AIM OF THE EXERCISE: Below is a listing; write it out exactly and drop any images from it.

- - - - -

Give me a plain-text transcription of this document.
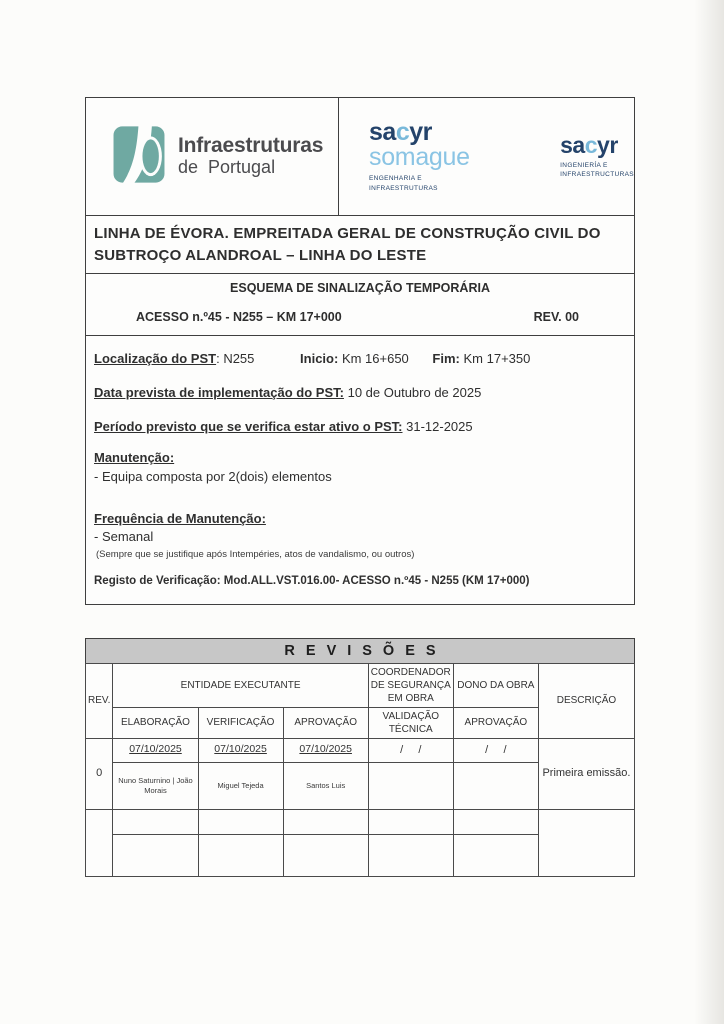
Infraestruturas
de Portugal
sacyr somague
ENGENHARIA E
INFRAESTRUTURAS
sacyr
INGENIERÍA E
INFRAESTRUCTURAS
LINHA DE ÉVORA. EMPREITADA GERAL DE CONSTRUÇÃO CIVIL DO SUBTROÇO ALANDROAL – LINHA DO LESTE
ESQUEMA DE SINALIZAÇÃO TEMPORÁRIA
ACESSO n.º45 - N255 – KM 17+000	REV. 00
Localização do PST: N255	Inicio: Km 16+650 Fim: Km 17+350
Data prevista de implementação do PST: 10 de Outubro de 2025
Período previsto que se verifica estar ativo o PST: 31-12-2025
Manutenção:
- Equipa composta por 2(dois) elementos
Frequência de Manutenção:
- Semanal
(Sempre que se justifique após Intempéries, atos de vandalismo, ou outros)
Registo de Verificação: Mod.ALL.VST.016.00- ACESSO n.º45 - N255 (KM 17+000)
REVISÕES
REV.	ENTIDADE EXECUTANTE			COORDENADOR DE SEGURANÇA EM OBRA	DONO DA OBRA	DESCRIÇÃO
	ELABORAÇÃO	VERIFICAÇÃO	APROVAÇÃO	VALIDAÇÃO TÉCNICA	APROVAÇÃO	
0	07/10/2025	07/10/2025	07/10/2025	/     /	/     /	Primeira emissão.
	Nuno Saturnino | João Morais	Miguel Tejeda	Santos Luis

- - - - -

FINISHED ANSWER:
Give me a plain-text transcription of this document.
Infraestruturas
de Portugal
sacyr somague
ENGENHARIA E
INFRAESTRUTURAS
sacyr
INGENIERÍA E
INFRAESTRUCTURAS
LINHA DE ÉVORA. EMPREITADA GERAL DE CONSTRUÇÃO CIVIL DO SUBTROÇO ALANDROAL – LINHA DO LESTE
ESQUEMA DE SINALIZAÇÃO TEMPORÁRIA
ACESSO n.º45 - N255 – KM 17+000	REV. 00
Localização do PST: N255	Inicio: Km 16+650 Fim: Km 17+350
Data prevista de implementação do PST: 10 de Outubro de 2025
Período previsto que se verifica estar ativo o PST: 31-12-2025
Manutenção:
- Equipa composta por 2(dois) elementos
Frequência de Manutenção:
- Semanal
(Sempre que se justifique após Intempéries, atos de vandalismo, ou outros)
Registo de Verificação: Mod.ALL.VST.016.00- ACESSO n.º45 - N255 (KM 17+000)
REVISÕES
REV.	ENTIDADE EXECUTANTE			COORDENADOR DE SEGURANÇA EM OBRA	DONO DA OBRA	DESCRIÇÃO
	ELABORAÇÃO	VERIFICAÇÃO	APROVAÇÃO	VALIDAÇÃO TÉCNICA	APROVAÇÃO	
0	07/10/2025	07/10/2025	07/10/2025	/     /	/     /	Primeira emissão.
	Nuno Saturnino | João Morais	Miguel Tejeda	Santos Luis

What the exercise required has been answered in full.